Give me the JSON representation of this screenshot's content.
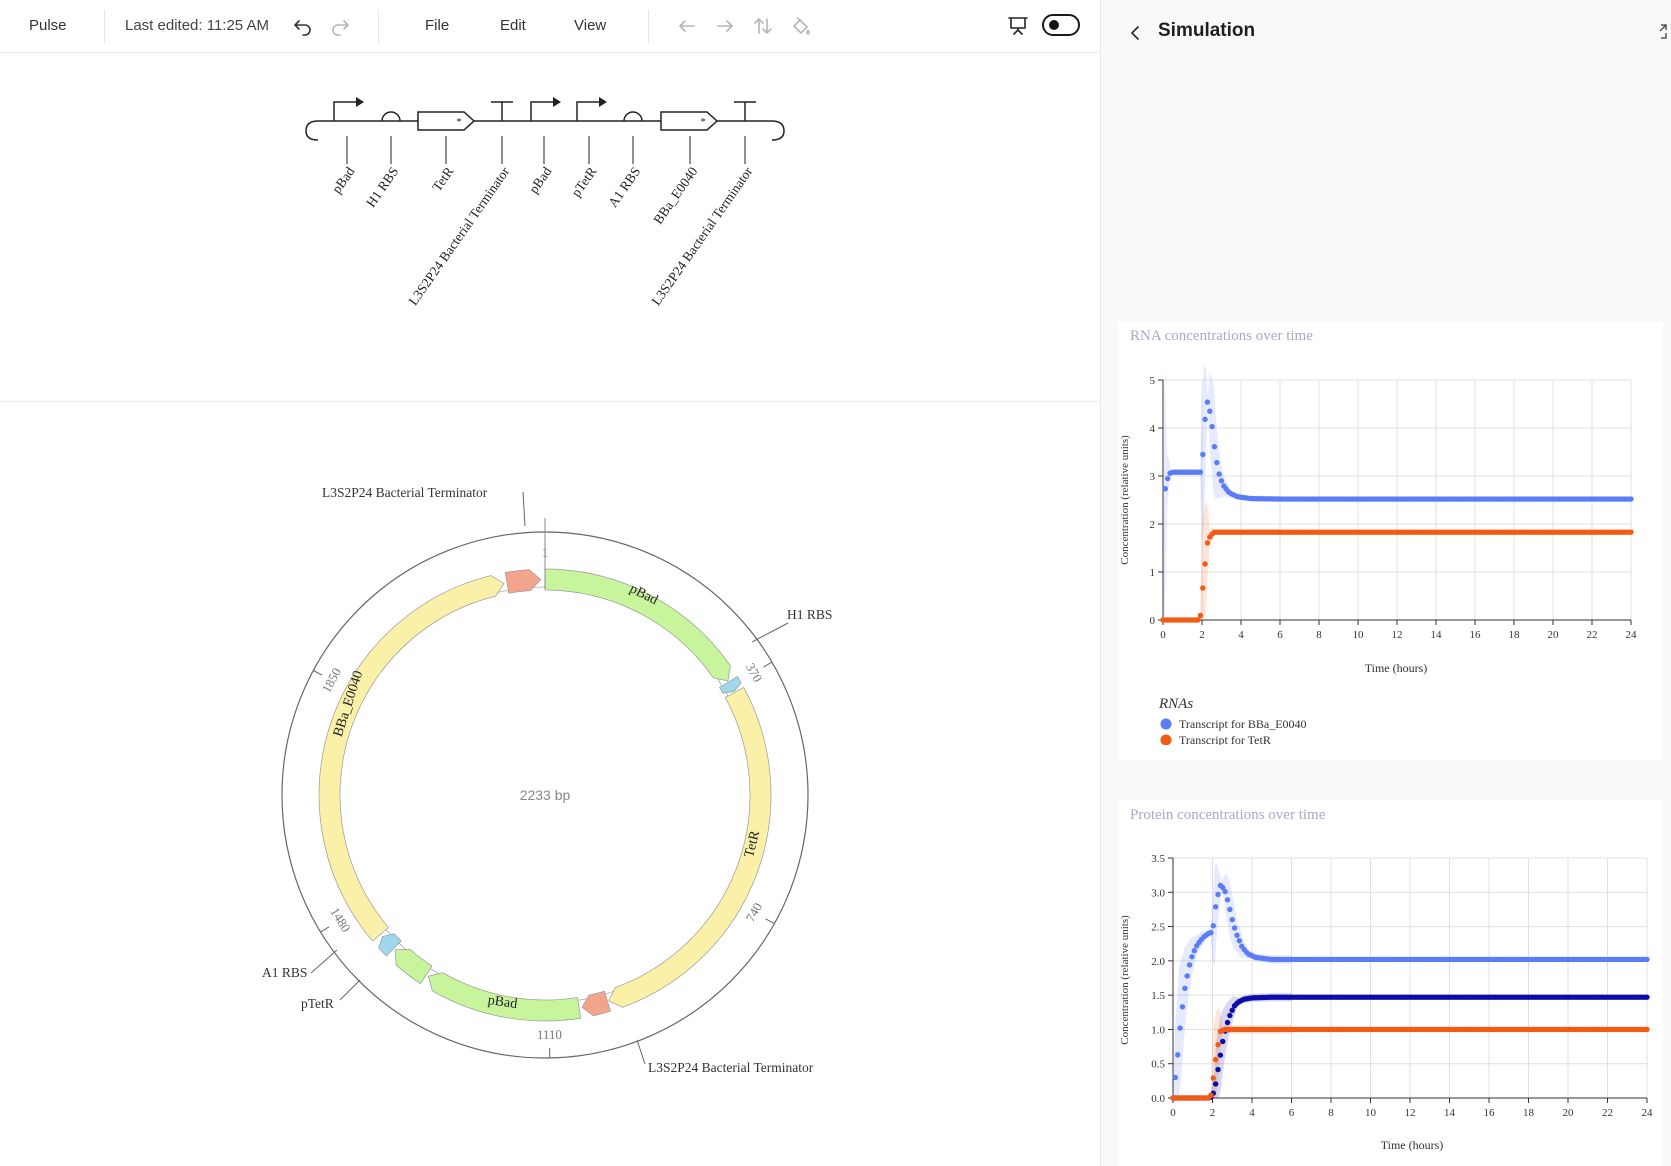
{
  "toolbar": {
    "app_name": "Pulse",
    "last_edited": "Last edited: 11:25 AM",
    "menu": [
      "File",
      "Edit",
      "View"
    ]
  },
  "icons": {
    "undo": "undo-icon",
    "redo": "redo-icon",
    "back": "arrow-left-icon",
    "forward": "arrow-right-icon",
    "sort": "sort-icon",
    "fill": "paint-bucket-icon",
    "present": "presentation-icon",
    "toggle": "toggle-switch"
  },
  "sbol": {
    "labels": [
      "pBad",
      "H1 RBS",
      "TetR",
      "L3S2P24 Bacterial Terminator",
      "pBad",
      "pTetR",
      "A1 RBS",
      "BBa_E0040",
      "L3S2P24 Bacterial Terminator"
    ]
  },
  "plasmid": {
    "length_label": "2233 bp",
    "ticks": [
      "1",
      "370",
      "740",
      "1110",
      "1480",
      "1850"
    ],
    "outer_labels": [
      "L3S2P24 Bacterial Terminator",
      "H1 RBS",
      "L3S2P24 Bacterial Terminator",
      "A1 RBS",
      "pTetR"
    ],
    "feature_labels": [
      "pBad",
      "TetR",
      "pBad",
      "BBa_E0040"
    ],
    "colors": {
      "promoter": "#c8f59c",
      "cds": "#fbf0a8",
      "terminator": "#f2a58a",
      "rbs": "#9ed8ea"
    }
  },
  "panel": {
    "title": "Simulation"
  },
  "rna_chart": {
    "title": "RNA concentrations over time",
    "xlabel": "Time (hours)",
    "ylabel": "Concentration (relative units)",
    "legend_title": "RNAs",
    "legend": [
      "Transcript for BBa_E0040",
      "Transcript for TetR"
    ],
    "x_ticks": [
      "0",
      "2",
      "4",
      "6",
      "8",
      "10",
      "12",
      "14",
      "16",
      "18",
      "20",
      "22",
      "24"
    ],
    "y_ticks": [
      "0",
      "1",
      "2",
      "3",
      "4",
      "5"
    ]
  },
  "protein_chart": {
    "title": "Protein concentrations over time",
    "xlabel": "Time (hours)",
    "ylabel": "Concentration (relative units)",
    "x_ticks": [
      "0",
      "2",
      "4",
      "6",
      "8",
      "10",
      "12",
      "14",
      "16",
      "18",
      "20",
      "22",
      "24"
    ],
    "y_ticks": [
      "0.0",
      "0.5",
      "1.0",
      "1.5",
      "2.0",
      "2.5",
      "3.0",
      "3.5"
    ]
  },
  "chart_data": [
    {
      "type": "scatter",
      "title": "RNA concentrations over time",
      "xlabel": "Time (hours)",
      "ylabel": "Concentration (relative units)",
      "xlim": [
        0,
        24
      ],
      "ylim": [
        0,
        5
      ],
      "legend_placement": "bottom-left",
      "series": [
        {
          "name": "Transcript for BBa_E0040",
          "color": "#5b7cf7",
          "x": [
            0,
            0.1,
            0.3,
            0.5,
            1,
            1.5,
            2,
            2.1,
            2.3,
            2.5,
            2.7,
            2.9,
            3.1,
            3.4,
            3.8,
            4.5,
            6,
            10,
            16,
            24
          ],
          "y": [
            0,
            2.7,
            3.05,
            3.08,
            3.08,
            3.08,
            3.08,
            4.0,
            4.6,
            4.1,
            3.4,
            3.0,
            2.8,
            2.65,
            2.57,
            2.53,
            2.52,
            2.52,
            2.52,
            2.52
          ]
        },
        {
          "name": "Transcript for TetR",
          "color": "#f35b14",
          "x": [
            0,
            1,
            1.9,
            2.1,
            2.3,
            2.6,
            3,
            4,
            8,
            12,
            16,
            20,
            24
          ],
          "y": [
            0,
            0,
            0,
            0.95,
            1.68,
            1.83,
            1.83,
            1.83,
            1.83,
            1.83,
            1.83,
            1.83,
            1.83
          ]
        }
      ]
    },
    {
      "type": "scatter",
      "title": "Protein concentrations over time",
      "xlabel": "Time (hours)",
      "ylabel": "Concentration (relative units)",
      "xlim": [
        0,
        24
      ],
      "ylim": [
        0,
        3.5
      ],
      "series": [
        {
          "color": "#5b7cf7",
          "x": [
            0,
            0.2,
            0.4,
            0.6,
            0.8,
            1.0,
            1.2,
            1.4,
            1.6,
            1.8,
            2.0,
            2.2,
            2.4,
            2.6,
            2.8,
            3.0,
            3.2,
            3.5,
            3.8,
            4.2,
            5,
            6,
            10,
            16,
            24
          ],
          "y": [
            0,
            0.5,
            1.15,
            1.6,
            1.9,
            2.1,
            2.22,
            2.3,
            2.36,
            2.4,
            2.42,
            2.88,
            3.1,
            3.05,
            2.85,
            2.6,
            2.4,
            2.2,
            2.1,
            2.05,
            2.02,
            2.02,
            2.02,
            2.02,
            2.02
          ]
        },
        {
          "color": "#0c0ca8",
          "x": [
            0,
            1,
            1.9,
            2.1,
            2.3,
            2.5,
            2.7,
            2.9,
            3.1,
            3.3,
            3.6,
            4,
            5,
            6,
            10,
            16,
            24
          ],
          "y": [
            0,
            0,
            0,
            0.1,
            0.45,
            0.8,
            1.05,
            1.22,
            1.34,
            1.4,
            1.44,
            1.46,
            1.47,
            1.47,
            1.47,
            1.47,
            1.47
          ]
        },
        {
          "color": "#f35b14",
          "x": [
            0,
            1,
            1.9,
            2.0,
            2.2,
            2.4,
            2.6,
            3,
            4,
            8,
            12,
            16,
            20,
            24
          ],
          "y": [
            0,
            0,
            0,
            0.2,
            0.65,
            0.97,
            1.0,
            1.0,
            1.0,
            1.0,
            1.0,
            1.0,
            1.0,
            1.0
          ]
        }
      ]
    }
  ]
}
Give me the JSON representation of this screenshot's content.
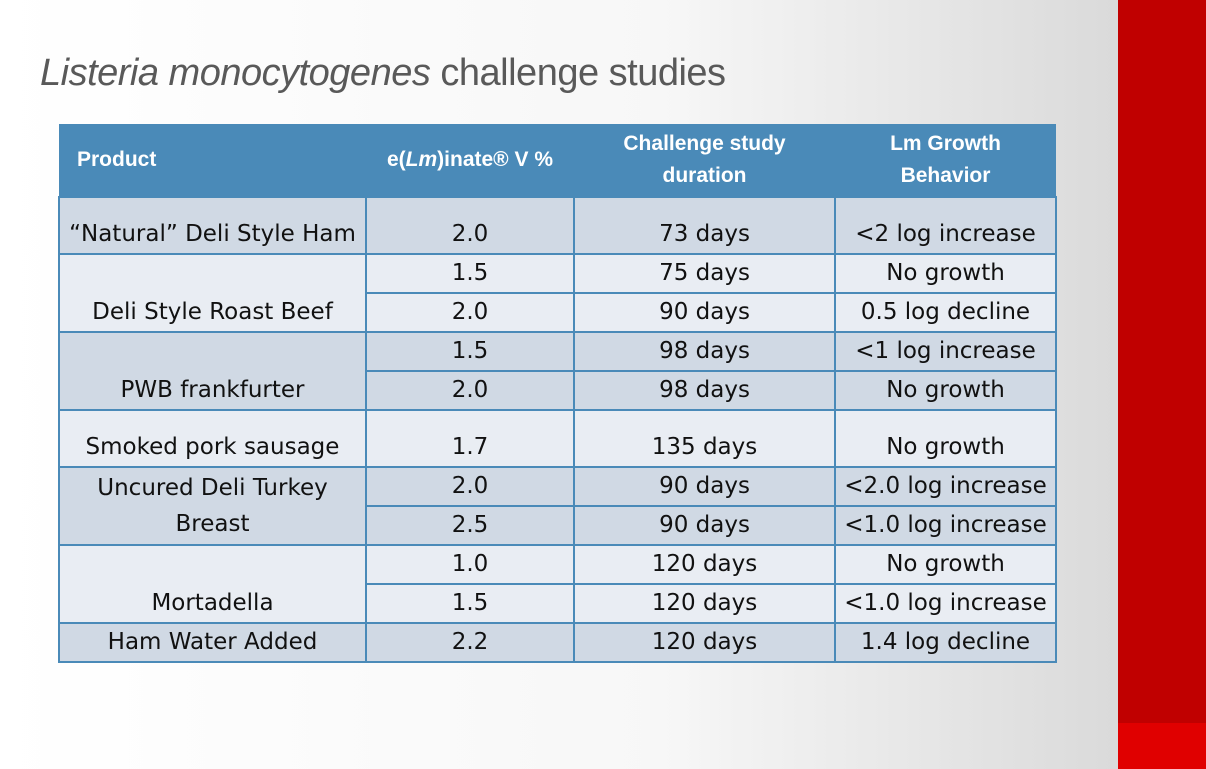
{
  "title": {
    "italic": "Listeria monocytogenes",
    "normal": "challenge studies"
  },
  "table": {
    "header": [
      "Product",
      {
        "prefix": "e(",
        "italic": "Lm",
        "suffix": ")inate® V %"
      },
      "Challenge study duration",
      "Lm Growth Behavior"
    ],
    "groups": [
      {
        "product": "“Natural” Deli Style Ham",
        "rows": [
          [
            "2.0",
            "73 days",
            "<2 log increase"
          ]
        ]
      },
      {
        "product": "Deli Style Roast Beef",
        "rows": [
          [
            "1.5",
            "75 days",
            "No growth"
          ],
          [
            "2.0",
            "90 days",
            "0.5 log decline"
          ]
        ]
      },
      {
        "product": "PWB frankfurter",
        "rows": [
          [
            "1.5",
            "98 days",
            "<1 log increase"
          ],
          [
            "2.0",
            "98 days",
            "No growth"
          ]
        ]
      },
      {
        "product": "Smoked pork sausage",
        "rows": [
          [
            "1.7",
            "135 days",
            "No growth"
          ]
        ]
      },
      {
        "product": "Uncured Deli Turkey Breast",
        "rows": [
          [
            "2.0",
            "90 days",
            "<2.0 log increase"
          ],
          [
            "2.5",
            "90 days",
            "<1.0 log increase"
          ]
        ]
      },
      {
        "product": "Mortadella",
        "rows": [
          [
            "1.0",
            "120 days",
            "No growth"
          ],
          [
            "1.5",
            "120 days",
            "<1.0 log increase"
          ]
        ]
      },
      {
        "product": "Ham Water Added",
        "rows": [
          [
            "2.2",
            "120 days",
            "1.4 log decline"
          ]
        ]
      }
    ]
  }
}
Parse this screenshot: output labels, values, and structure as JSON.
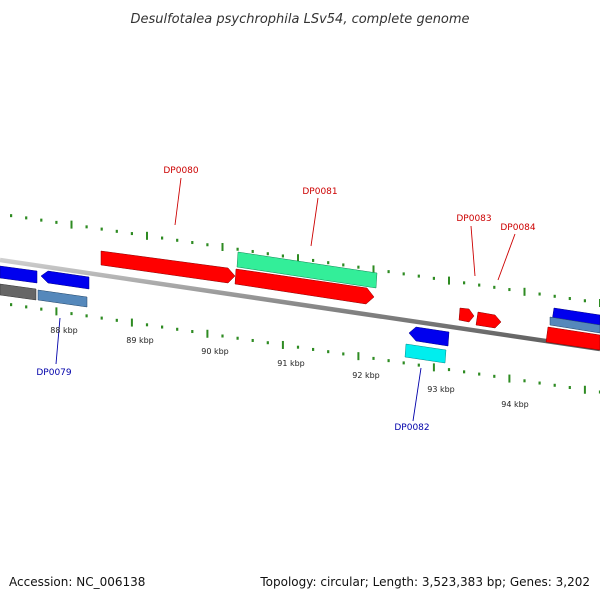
{
  "title": "Desulfotalea psychrophila LSv54, complete genome",
  "footer": {
    "accession": "Accession: NC_006138",
    "summary": "Topology: circular; Length: 3,523,383 bp; Genes: 3,202"
  },
  "colors": {
    "forward_label": "#cc0000",
    "reverse_label": "#0000aa",
    "forward_gene": "#ff0000",
    "reverse_gene": "#0000ee",
    "teal_gene": "#33ee99",
    "cyan_gene": "#00eeee",
    "steel_gene": "#5588bb",
    "gray_gene": "#666666",
    "backbone": "#888888",
    "tick": "#2e8b22"
  },
  "axis": {
    "unit": "kbp",
    "ticks": [
      {
        "kbp": 88,
        "label": "88 kbp"
      },
      {
        "kbp": 89,
        "label": "89 kbp"
      },
      {
        "kbp": 90,
        "label": "90 kbp"
      },
      {
        "kbp": 91,
        "label": "91 kbp"
      },
      {
        "kbp": 92,
        "label": "92 kbp"
      },
      {
        "kbp": 93,
        "label": "93 kbp"
      },
      {
        "kbp": 94,
        "label": "94 kbp"
      }
    ]
  },
  "gene_labels": [
    {
      "name": "DP0079",
      "strand": "reverse"
    },
    {
      "name": "DP0080",
      "strand": "forward"
    },
    {
      "name": "DP0081",
      "strand": "forward"
    },
    {
      "name": "DP0082",
      "strand": "reverse"
    },
    {
      "name": "DP0083",
      "strand": "forward"
    },
    {
      "name": "DP0084",
      "strand": "forward"
    }
  ]
}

========

> [Assigned task] Working from the records above, reproduce exactly the lines from the one with "Parse this screenshot: output" through the last line, without the pictures.

> [Response to the task]
Parse this screenshot: output labels, values, and structure as JSON.
{
  "title": "Desulfotalea psychrophila LSv54, complete genome",
  "footer": {
    "accession": "Accession: NC_006138",
    "summary": "Topology: circular; Length: 3,523,383 bp; Genes: 3,202"
  },
  "colors": {
    "forward_label": "#cc0000",
    "reverse_label": "#0000aa",
    "forward_gene": "#ff0000",
    "reverse_gene": "#0000ee",
    "teal_gene": "#33ee99",
    "cyan_gene": "#00eeee",
    "steel_gene": "#5588bb",
    "gray_gene": "#666666",
    "backbone": "#888888",
    "tick": "#2e8b22"
  },
  "axis": {
    "unit": "kbp",
    "ticks": [
      {
        "kbp": 88,
        "label": "88 kbp"
      },
      {
        "kbp": 89,
        "label": "89 kbp"
      },
      {
        "kbp": 90,
        "label": "90 kbp"
      },
      {
        "kbp": 91,
        "label": "91 kbp"
      },
      {
        "kbp": 92,
        "label": "92 kbp"
      },
      {
        "kbp": 93,
        "label": "93 kbp"
      },
      {
        "kbp": 94,
        "label": "94 kbp"
      }
    ]
  },
  "gene_labels": [
    {
      "name": "DP0079",
      "strand": "reverse"
    },
    {
      "name": "DP0080",
      "strand": "forward"
    },
    {
      "name": "DP0081",
      "strand": "forward"
    },
    {
      "name": "DP0082",
      "strand": "reverse"
    },
    {
      "name": "DP0083",
      "strand": "forward"
    },
    {
      "name": "DP0084",
      "strand": "forward"
    }
  ]
}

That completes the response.